Problem statement: Show, in full, each line of the data that contains "ratio".

## BEGIN

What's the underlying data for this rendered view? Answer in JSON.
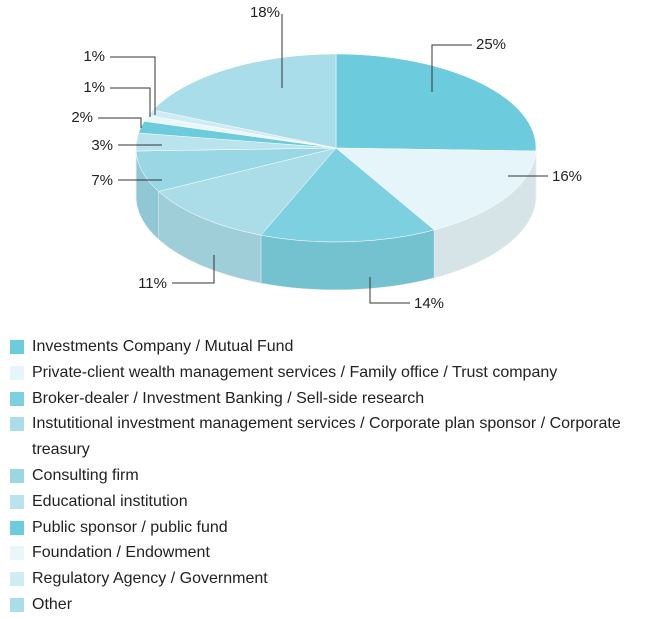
{
  "chart_data": {
    "type": "pie3d",
    "categories": [
      "Investments Company / Mutual Fund",
      "Private-client wealth management services / Family office / Trust company",
      "Broker-dealer / Investment Banking / Sell-side research",
      "Instutitional investment management services / Corporate plan sponsor / Corporate treasury",
      "Consulting firm",
      "Educational institution",
      "Public sponsor / public fund",
      "Foundation / Endowment",
      "Regulatory Agency / Government",
      "Other"
    ],
    "values": [
      25,
      16,
      14,
      11,
      7,
      3,
      2,
      1,
      1,
      18
    ],
    "value_labels": [
      "25%",
      "16%",
      "14%",
      "11%",
      "7%",
      "3%",
      "2%",
      "1%",
      "1%",
      "18%"
    ],
    "colors": [
      "#6ccbdc",
      "#e6f5f9",
      "#7dd0e0",
      "#abdde9",
      "#9ad7e4",
      "#b9e3ed",
      "#6ccbdc",
      "#e9f6fa",
      "#cfecf3",
      "#a9dde9"
    ],
    "legend": "bottom"
  }
}
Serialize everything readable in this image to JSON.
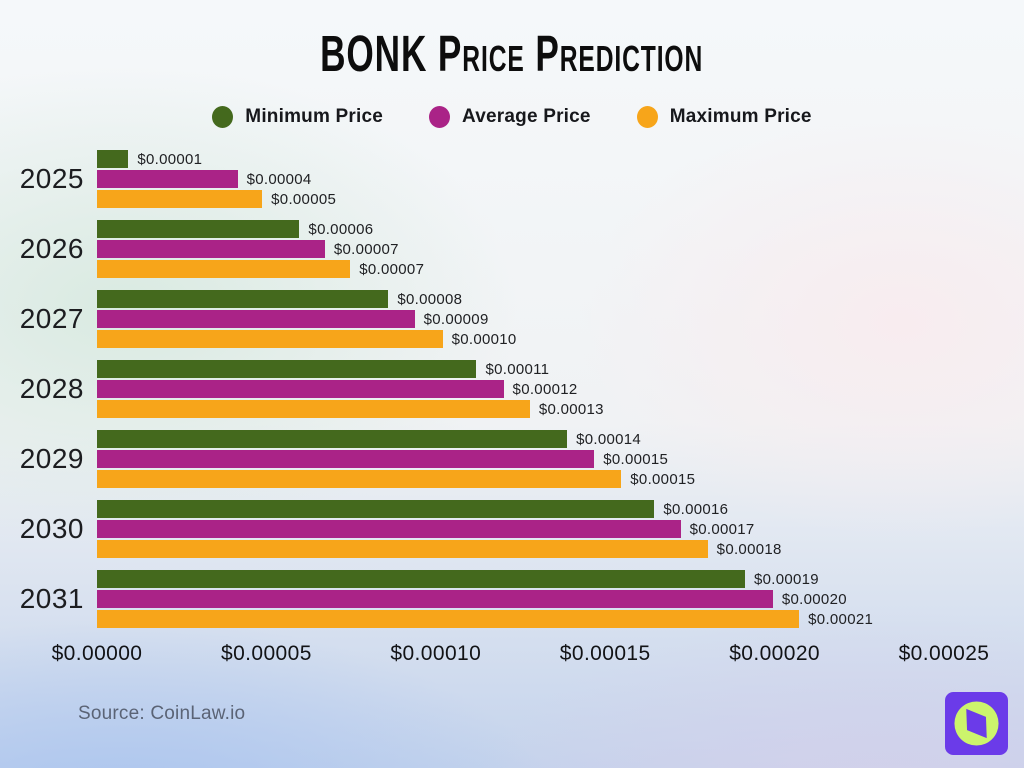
{
  "title": "BONK Price Prediction",
  "legend": [
    {
      "label": "Minimum Price",
      "color": "#44691D"
    },
    {
      "label": "Average Price",
      "color": "#AA2387"
    },
    {
      "label": "Maximum Price",
      "color": "#F7A51A"
    }
  ],
  "chart_data": {
    "type": "bar",
    "orientation": "horizontal",
    "title": "BONK Price Prediction",
    "categories": [
      "2025",
      "2026",
      "2027",
      "2028",
      "2029",
      "2030",
      "2031"
    ],
    "series": [
      {
        "name": "Minimum Price",
        "key": "minimum-price",
        "color": "#44691D",
        "values": [
          1e-05,
          6e-05,
          8e-05,
          0.00011,
          0.00014,
          0.00016,
          0.00019
        ],
        "labels": [
          "$0.00001",
          "$0.00006",
          "$0.00008",
          "$0.00011",
          "$0.00014",
          "$0.00016",
          "$0.00019"
        ],
        "bar_pct": [
          3.7,
          23.9,
          34.4,
          44.8,
          55.5,
          65.8,
          76.5
        ]
      },
      {
        "name": "Average Price",
        "key": "average-price",
        "color": "#AA2387",
        "values": [
          4e-05,
          7e-05,
          9e-05,
          0.00012,
          0.00015,
          0.00017,
          0.0002
        ],
        "labels": [
          "$0.00004",
          "$0.00007",
          "$0.00009",
          "$0.00012",
          "$0.00015",
          "$0.00017",
          "$0.00020"
        ],
        "bar_pct": [
          16.6,
          26.9,
          37.5,
          48.0,
          58.7,
          68.9,
          79.8
        ]
      },
      {
        "name": "Maximum Price",
        "key": "maximum-price",
        "color": "#F7A51A",
        "values": [
          5e-05,
          7e-05,
          0.0001,
          0.00013,
          0.00015,
          0.00018,
          0.00021
        ],
        "labels": [
          "$0.00005",
          "$0.00007",
          "$0.00010",
          "$0.00013",
          "$0.00015",
          "$0.00018",
          "$0.00021"
        ],
        "bar_pct": [
          19.5,
          29.9,
          40.8,
          51.1,
          61.9,
          72.1,
          82.9
        ]
      }
    ],
    "x_ticks": [
      "$0.00000",
      "$0.00005",
      "$0.00010",
      "$0.00015",
      "$0.00020",
      "$0.00025"
    ],
    "xlim": [
      0,
      0.00025
    ],
    "xlabel": "",
    "ylabel": "",
    "grid": false,
    "legend_position": "top"
  },
  "source": "Source: CoinLaw.io",
  "logo": {
    "icon": "compass-icon",
    "bg_color": "#6B3BE9",
    "circle_color": "#CCF46C",
    "needle_color": "#6B3BE9"
  }
}
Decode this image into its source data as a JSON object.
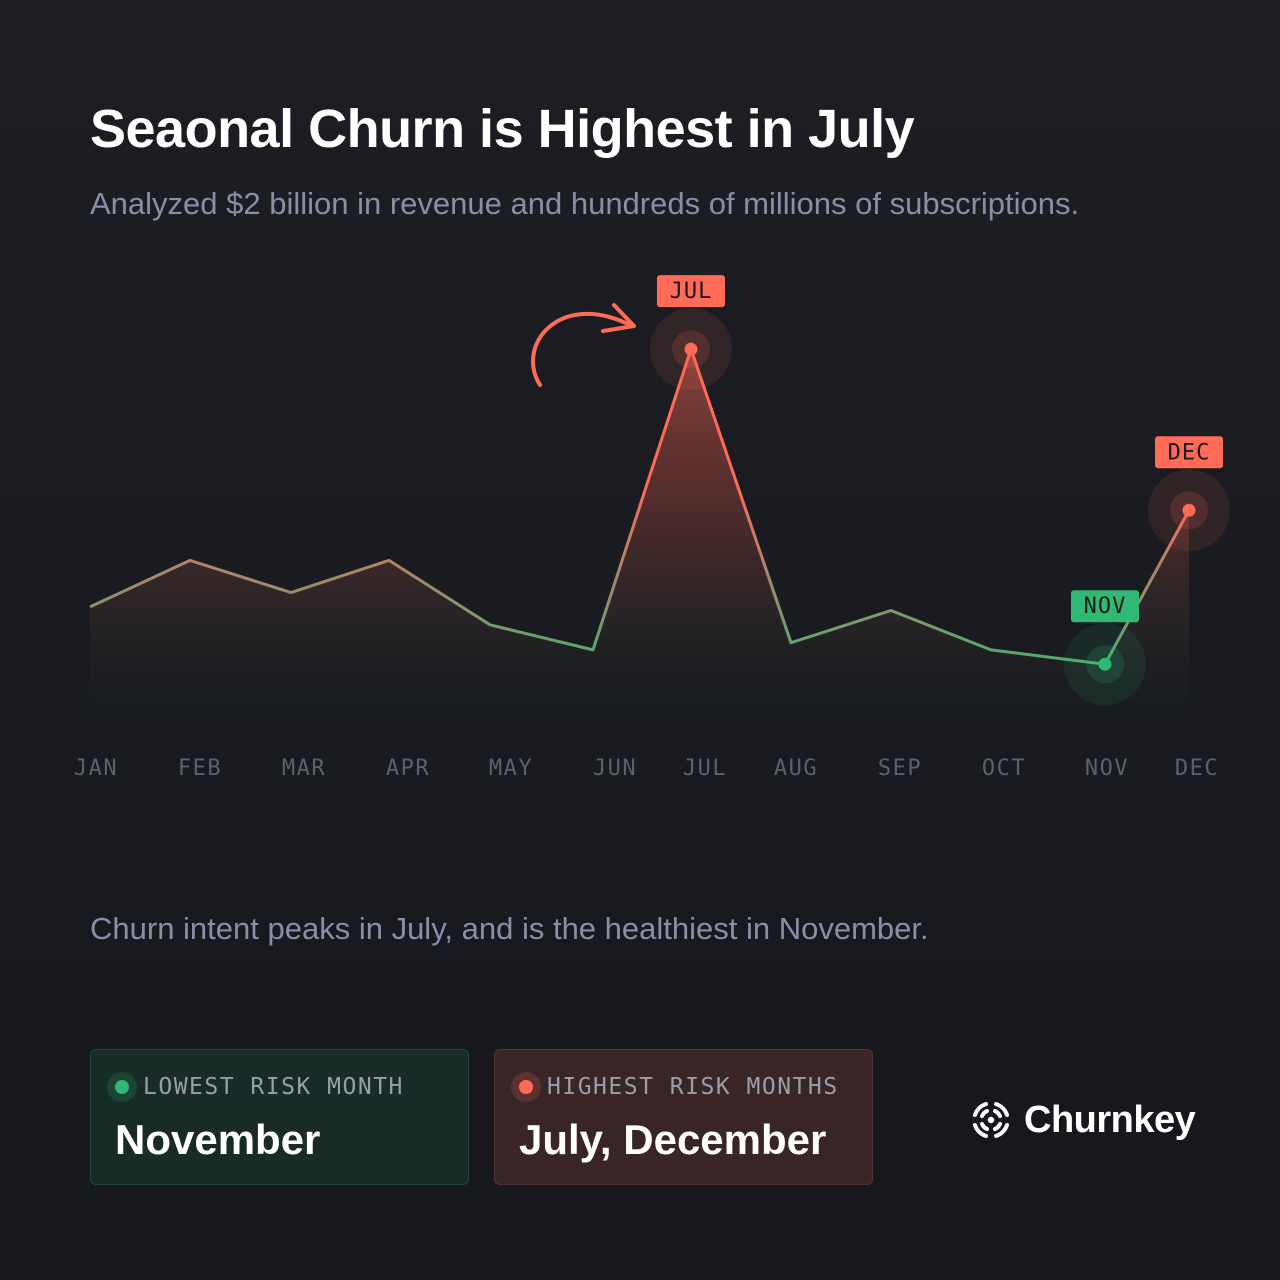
{
  "header": {
    "title": "Seaonal Churn is Highest in July",
    "subtitle": "Analyzed $2 billion in revenue and hundreds of millions of subscriptions."
  },
  "caption": "Churn intent peaks in July, and is the healthiest in November.",
  "chart_data": {
    "type": "area",
    "title": "Seaonal Churn is Highest in July",
    "categories": [
      "JAN",
      "FEB",
      "MAR",
      "APR",
      "MAY",
      "JUN",
      "JUL",
      "AUG",
      "SEP",
      "OCT",
      "NOV",
      "DEC"
    ],
    "series": [
      {
        "values": [
          0.26,
          0.39,
          0.3,
          0.39,
          0.21,
          0.14,
          0.98,
          0.16,
          0.25,
          0.14,
          0.1,
          0.53
        ]
      }
    ],
    "ylim": [
      0,
      1
    ],
    "grid": false,
    "highlights": [
      {
        "category": "JUL",
        "label": "JUL",
        "kind": "high"
      },
      {
        "category": "NOV",
        "label": "NOV",
        "kind": "low"
      },
      {
        "category": "DEC",
        "label": "DEC",
        "kind": "high"
      }
    ],
    "colors": {
      "high": "#ff6b57",
      "low": "#2fb975",
      "mid": "#8f9175",
      "axis_label": "#5d616c"
    }
  },
  "cards": {
    "low": {
      "label": "LOWEST RISK MONTH",
      "value": "November"
    },
    "high": {
      "label": "HIGHEST RISK MONTHS",
      "value": "July, December"
    }
  },
  "brand": {
    "name": "Churnkey",
    "icon": "churnkey-logo-icon"
  }
}
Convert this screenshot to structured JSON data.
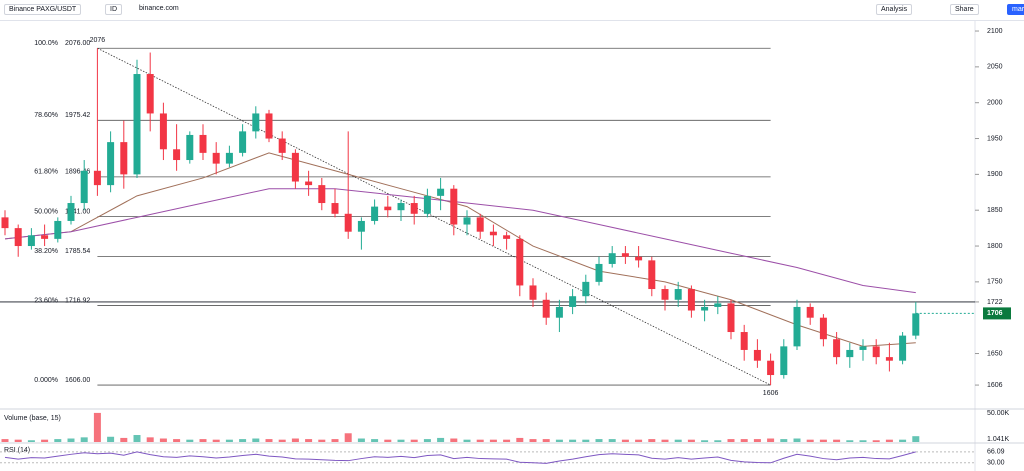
{
  "toolbar": {
    "symbol": "Binance PAXG/USDT",
    "id": "ID",
    "source": "binance.com",
    "analysis": "Analysis",
    "share": "Share",
    "more": "mar"
  },
  "chart_data": [
    {
      "type": "candlestick",
      "ylim": [
        1574,
        2114
      ],
      "yticks": [
        1606,
        1650,
        1722,
        1750,
        1800,
        1850,
        1900,
        1950,
        2000,
        2050,
        2100
      ],
      "grid": false,
      "up_color": "#22ab94",
      "down_color": "#f23645",
      "hlines": [
        1722
      ],
      "last_price": 1706,
      "extremes": [
        2076,
        1606
      ],
      "fib_levels": [
        {
          "ratio": "100.0%",
          "value": 2076,
          "label": "2076.00"
        },
        {
          "ratio": "78.60%",
          "value": 1975.42,
          "label": "1975.42"
        },
        {
          "ratio": "61.80%",
          "value": 1896.46,
          "label": "1896.46"
        },
        {
          "ratio": "50.00%",
          "value": 1841,
          "label": "1841.00"
        },
        {
          "ratio": "38.20%",
          "value": 1785.54,
          "label": "1785.54"
        },
        {
          "ratio": "23.60%",
          "value": 1716.92,
          "label": "1716.92"
        },
        {
          "ratio": "0.000%",
          "value": 1606,
          "label": "1606.00"
        }
      ],
      "ohlc": [
        [
          1840,
          1850,
          1815,
          1825
        ],
        [
          1825,
          1830,
          1785,
          1800
        ],
        [
          1800,
          1825,
          1795,
          1815
        ],
        [
          1815,
          1830,
          1800,
          1810
        ],
        [
          1810,
          1840,
          1805,
          1835
        ],
        [
          1835,
          1870,
          1830,
          1860
        ],
        [
          1860,
          1920,
          1850,
          1905
        ],
        [
          1905,
          2076,
          1870,
          1885
        ],
        [
          1885,
          1960,
          1875,
          1945
        ],
        [
          1945,
          1975,
          1880,
          1900
        ],
        [
          1900,
          2060,
          1895,
          2040
        ],
        [
          2040,
          2070,
          1960,
          1985
        ],
        [
          1985,
          2000,
          1920,
          1935
        ],
        [
          1935,
          1970,
          1905,
          1920
        ],
        [
          1920,
          1960,
          1915,
          1955
        ],
        [
          1955,
          1970,
          1920,
          1930
        ],
        [
          1930,
          1945,
          1900,
          1915
        ],
        [
          1915,
          1940,
          1910,
          1930
        ],
        [
          1930,
          1970,
          1925,
          1960
        ],
        [
          1960,
          1995,
          1950,
          1985
        ],
        [
          1985,
          1990,
          1945,
          1950
        ],
        [
          1950,
          1960,
          1920,
          1930
        ],
        [
          1930,
          1935,
          1880,
          1890
        ],
        [
          1890,
          1905,
          1870,
          1885
        ],
        [
          1885,
          1895,
          1850,
          1860
        ],
        [
          1860,
          1880,
          1840,
          1845
        ],
        [
          1845,
          1960,
          1810,
          1820
        ],
        [
          1820,
          1840,
          1795,
          1835
        ],
        [
          1835,
          1865,
          1830,
          1855
        ],
        [
          1855,
          1870,
          1840,
          1850
        ],
        [
          1850,
          1865,
          1835,
          1860
        ],
        [
          1860,
          1870,
          1830,
          1845
        ],
        [
          1845,
          1880,
          1840,
          1870
        ],
        [
          1870,
          1895,
          1850,
          1880
        ],
        [
          1880,
          1885,
          1815,
          1830
        ],
        [
          1830,
          1850,
          1815,
          1840
        ],
        [
          1840,
          1845,
          1810,
          1820
        ],
        [
          1820,
          1830,
          1800,
          1815
        ],
        [
          1815,
          1820,
          1795,
          1810
        ],
        [
          1810,
          1815,
          1730,
          1745
        ],
        [
          1745,
          1755,
          1715,
          1725
        ],
        [
          1725,
          1735,
          1690,
          1700
        ],
        [
          1700,
          1725,
          1680,
          1715
        ],
        [
          1715,
          1740,
          1705,
          1730
        ],
        [
          1730,
          1760,
          1720,
          1750
        ],
        [
          1750,
          1785,
          1745,
          1775
        ],
        [
          1775,
          1800,
          1770,
          1790
        ],
        [
          1790,
          1800,
          1775,
          1785
        ],
        [
          1785,
          1800,
          1770,
          1780
        ],
        [
          1780,
          1785,
          1730,
          1740
        ],
        [
          1740,
          1745,
          1710,
          1725
        ],
        [
          1725,
          1750,
          1715,
          1740
        ],
        [
          1740,
          1745,
          1700,
          1710
        ],
        [
          1710,
          1725,
          1695,
          1715
        ],
        [
          1715,
          1730,
          1705,
          1720
        ],
        [
          1720,
          1725,
          1670,
          1680
        ],
        [
          1680,
          1690,
          1640,
          1655
        ],
        [
          1655,
          1670,
          1630,
          1640
        ],
        [
          1640,
          1650,
          1606,
          1620
        ],
        [
          1620,
          1670,
          1615,
          1660
        ],
        [
          1660,
          1725,
          1655,
          1715
        ],
        [
          1715,
          1720,
          1690,
          1700
        ],
        [
          1700,
          1705,
          1660,
          1670
        ],
        [
          1670,
          1680,
          1635,
          1645
        ],
        [
          1645,
          1665,
          1630,
          1655
        ],
        [
          1655,
          1670,
          1640,
          1660
        ],
        [
          1660,
          1670,
          1635,
          1645
        ],
        [
          1645,
          1665,
          1625,
          1640
        ],
        [
          1640,
          1680,
          1635,
          1675
        ],
        [
          1675,
          1722,
          1670,
          1706
        ]
      ],
      "lines": [
        {
          "color": "#a1705a",
          "x": [
            0,
            5,
            10,
            15,
            20,
            25,
            30,
            35,
            40,
            45,
            50,
            55,
            60,
            65,
            69
          ],
          "values": [
            1810,
            1820,
            1870,
            1895,
            1930,
            1905,
            1880,
            1855,
            1800,
            1765,
            1750,
            1725,
            1690,
            1660,
            1665
          ]
        },
        {
          "color": "#9c4fa8",
          "x": [
            0,
            5,
            10,
            15,
            20,
            25,
            30,
            35,
            40,
            45,
            50,
            55,
            60,
            65,
            69
          ],
          "values": [
            1810,
            1820,
            1840,
            1860,
            1880,
            1880,
            1870,
            1860,
            1850,
            1830,
            1810,
            1790,
            1770,
            1745,
            1735
          ]
        }
      ]
    },
    {
      "type": "bar",
      "title": "Volume (base, 15)",
      "ylim": [
        0,
        55
      ],
      "yticks": [
        {
          "value": 1.041,
          "label": "1.041K"
        },
        {
          "value": 50,
          "label": "50.00K"
        }
      ],
      "values": [
        5,
        4,
        3,
        4,
        5,
        6,
        8,
        50,
        9,
        7,
        12,
        8,
        6,
        5,
        4,
        5,
        4,
        4,
        5,
        6,
        5,
        4,
        6,
        5,
        4,
        5,
        15,
        6,
        5,
        4,
        4,
        4,
        5,
        7,
        6,
        4,
        4,
        4,
        4,
        7,
        5,
        5,
        4,
        4,
        4,
        5,
        5,
        4,
        4,
        5,
        4,
        4,
        4,
        3,
        3,
        5,
        5,
        5,
        6,
        5,
        6,
        4,
        4,
        4,
        3,
        3,
        3,
        4,
        4,
        10
      ]
    },
    {
      "type": "line",
      "title": "RSI (14)",
      "color": "#7e57c2",
      "ylim": [
        3,
        92
      ],
      "yticks": [
        {
          "value": 30,
          "label": "30.00"
        },
        {
          "value": 66.09,
          "label": "66.09"
        }
      ],
      "values": [
        48,
        42,
        47,
        46,
        52,
        58,
        63,
        60,
        62,
        55,
        66,
        57,
        50,
        48,
        53,
        50,
        46,
        49,
        54,
        58,
        52,
        49,
        43,
        42,
        40,
        38,
        37,
        44,
        50,
        48,
        51,
        47,
        54,
        56,
        44,
        48,
        44,
        43,
        42,
        32,
        30,
        28,
        36,
        42,
        50,
        57,
        60,
        58,
        56,
        45,
        42,
        47,
        42,
        46,
        49,
        38,
        33,
        31,
        30,
        45,
        58,
        52,
        44,
        40,
        46,
        48,
        44,
        43,
        54,
        66.09
      ]
    }
  ]
}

## END

Task result:
          "ratio": "100.0%",
          "ratio": "78.60%",
          "ratio": "61.80%",
          "ratio": "50.00%",
          "ratio": "38.20%",
          "ratio": "23.60%",
          "ratio": "0.000%",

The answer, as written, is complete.